→ **Texto de leitura**:

^^^^^^^^

Foram os monges beneditinos que levaram a
palavra de Deus para a Inglaterra em 597. Comandavam as grandes catedrais em
Canterbury, Rochester, Winchester e Worcester. O canto era a pulsação da
devoção religiosa na Inglaterra no ano 1000. Cada monge, ao apresentar sua
música, sabia que praticava para o dia glorioso em que se tornaria membro de um
dos coros de anjos no paraíso, elevando a voz na presença de Deus. O canto da
liturgia era uma das forças centralizadoras da Cristandade. Hoje é chamado em
geral canto gregoriano, de acordo com a tradição de que foi desenvolvido pelo
Papa Gregório o Grande, o mesmo Gregório que despachou os missionários para a
Inglaterra. O ingresso na vida monacal implicava se despedir para sempre de uma
noite completa de sono, já que duas horas depois da meia-noite era o momento fixado
para o ofício noturno.

^^^^^^^^

→ **Dados fornecidos**:
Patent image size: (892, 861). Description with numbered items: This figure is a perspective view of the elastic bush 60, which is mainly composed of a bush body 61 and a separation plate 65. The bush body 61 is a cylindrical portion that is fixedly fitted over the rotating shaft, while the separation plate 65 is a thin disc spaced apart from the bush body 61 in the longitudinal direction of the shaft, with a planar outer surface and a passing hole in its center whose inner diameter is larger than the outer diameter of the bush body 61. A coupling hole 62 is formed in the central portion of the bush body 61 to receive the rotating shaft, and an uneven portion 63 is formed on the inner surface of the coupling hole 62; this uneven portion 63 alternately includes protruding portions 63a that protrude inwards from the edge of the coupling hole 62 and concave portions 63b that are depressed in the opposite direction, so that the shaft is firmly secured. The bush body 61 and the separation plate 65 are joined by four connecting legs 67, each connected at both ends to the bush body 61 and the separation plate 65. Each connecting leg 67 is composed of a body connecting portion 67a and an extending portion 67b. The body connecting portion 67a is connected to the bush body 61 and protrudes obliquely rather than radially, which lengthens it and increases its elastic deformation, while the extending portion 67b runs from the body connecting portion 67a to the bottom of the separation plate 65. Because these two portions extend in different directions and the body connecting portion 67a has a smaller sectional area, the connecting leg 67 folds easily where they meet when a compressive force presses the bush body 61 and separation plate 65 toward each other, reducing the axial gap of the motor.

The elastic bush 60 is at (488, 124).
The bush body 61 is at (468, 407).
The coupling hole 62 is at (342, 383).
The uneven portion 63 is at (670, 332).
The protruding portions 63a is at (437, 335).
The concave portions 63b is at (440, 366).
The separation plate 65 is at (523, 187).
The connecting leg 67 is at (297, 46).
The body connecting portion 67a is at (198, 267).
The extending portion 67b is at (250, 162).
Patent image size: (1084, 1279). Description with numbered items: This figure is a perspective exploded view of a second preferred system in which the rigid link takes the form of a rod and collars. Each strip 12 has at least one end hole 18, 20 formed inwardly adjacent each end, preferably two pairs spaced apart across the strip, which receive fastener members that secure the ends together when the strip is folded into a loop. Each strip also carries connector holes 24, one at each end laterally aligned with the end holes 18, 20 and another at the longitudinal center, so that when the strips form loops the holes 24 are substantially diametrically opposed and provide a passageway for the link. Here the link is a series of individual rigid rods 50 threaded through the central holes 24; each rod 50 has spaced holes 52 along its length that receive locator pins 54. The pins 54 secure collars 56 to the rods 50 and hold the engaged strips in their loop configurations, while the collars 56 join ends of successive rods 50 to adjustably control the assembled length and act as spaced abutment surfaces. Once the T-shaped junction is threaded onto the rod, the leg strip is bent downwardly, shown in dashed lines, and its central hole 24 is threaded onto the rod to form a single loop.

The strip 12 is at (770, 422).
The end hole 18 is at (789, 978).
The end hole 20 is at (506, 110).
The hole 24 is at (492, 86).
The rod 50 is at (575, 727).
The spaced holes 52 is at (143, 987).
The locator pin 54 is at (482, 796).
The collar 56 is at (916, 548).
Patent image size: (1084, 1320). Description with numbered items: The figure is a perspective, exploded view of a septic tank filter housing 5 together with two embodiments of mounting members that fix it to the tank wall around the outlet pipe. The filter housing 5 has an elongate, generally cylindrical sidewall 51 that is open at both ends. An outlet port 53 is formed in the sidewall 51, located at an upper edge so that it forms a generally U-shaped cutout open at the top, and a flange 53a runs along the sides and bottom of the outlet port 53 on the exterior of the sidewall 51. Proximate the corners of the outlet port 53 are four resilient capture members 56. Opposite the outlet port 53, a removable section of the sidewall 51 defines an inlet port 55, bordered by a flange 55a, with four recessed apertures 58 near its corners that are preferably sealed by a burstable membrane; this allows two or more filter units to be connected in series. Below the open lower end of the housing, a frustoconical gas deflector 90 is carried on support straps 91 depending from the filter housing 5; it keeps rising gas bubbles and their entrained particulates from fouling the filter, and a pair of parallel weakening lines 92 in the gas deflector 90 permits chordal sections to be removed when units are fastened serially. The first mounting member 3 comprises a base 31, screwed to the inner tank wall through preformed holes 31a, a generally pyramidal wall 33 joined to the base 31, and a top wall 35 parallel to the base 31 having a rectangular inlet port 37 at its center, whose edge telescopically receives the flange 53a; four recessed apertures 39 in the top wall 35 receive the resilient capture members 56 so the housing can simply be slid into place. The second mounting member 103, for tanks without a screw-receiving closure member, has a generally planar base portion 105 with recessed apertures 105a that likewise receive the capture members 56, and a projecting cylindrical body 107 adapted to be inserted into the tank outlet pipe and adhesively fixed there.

^^^^^^^^

→ **Problema a resolver**:
De acordo com o texto sobre os monges beneditinos, qual era o horário fixado para o ofício noturno? Os registros não têm relação com o texto.

→ **Exercício resolvido**:
Duas horas depois da meia-noite.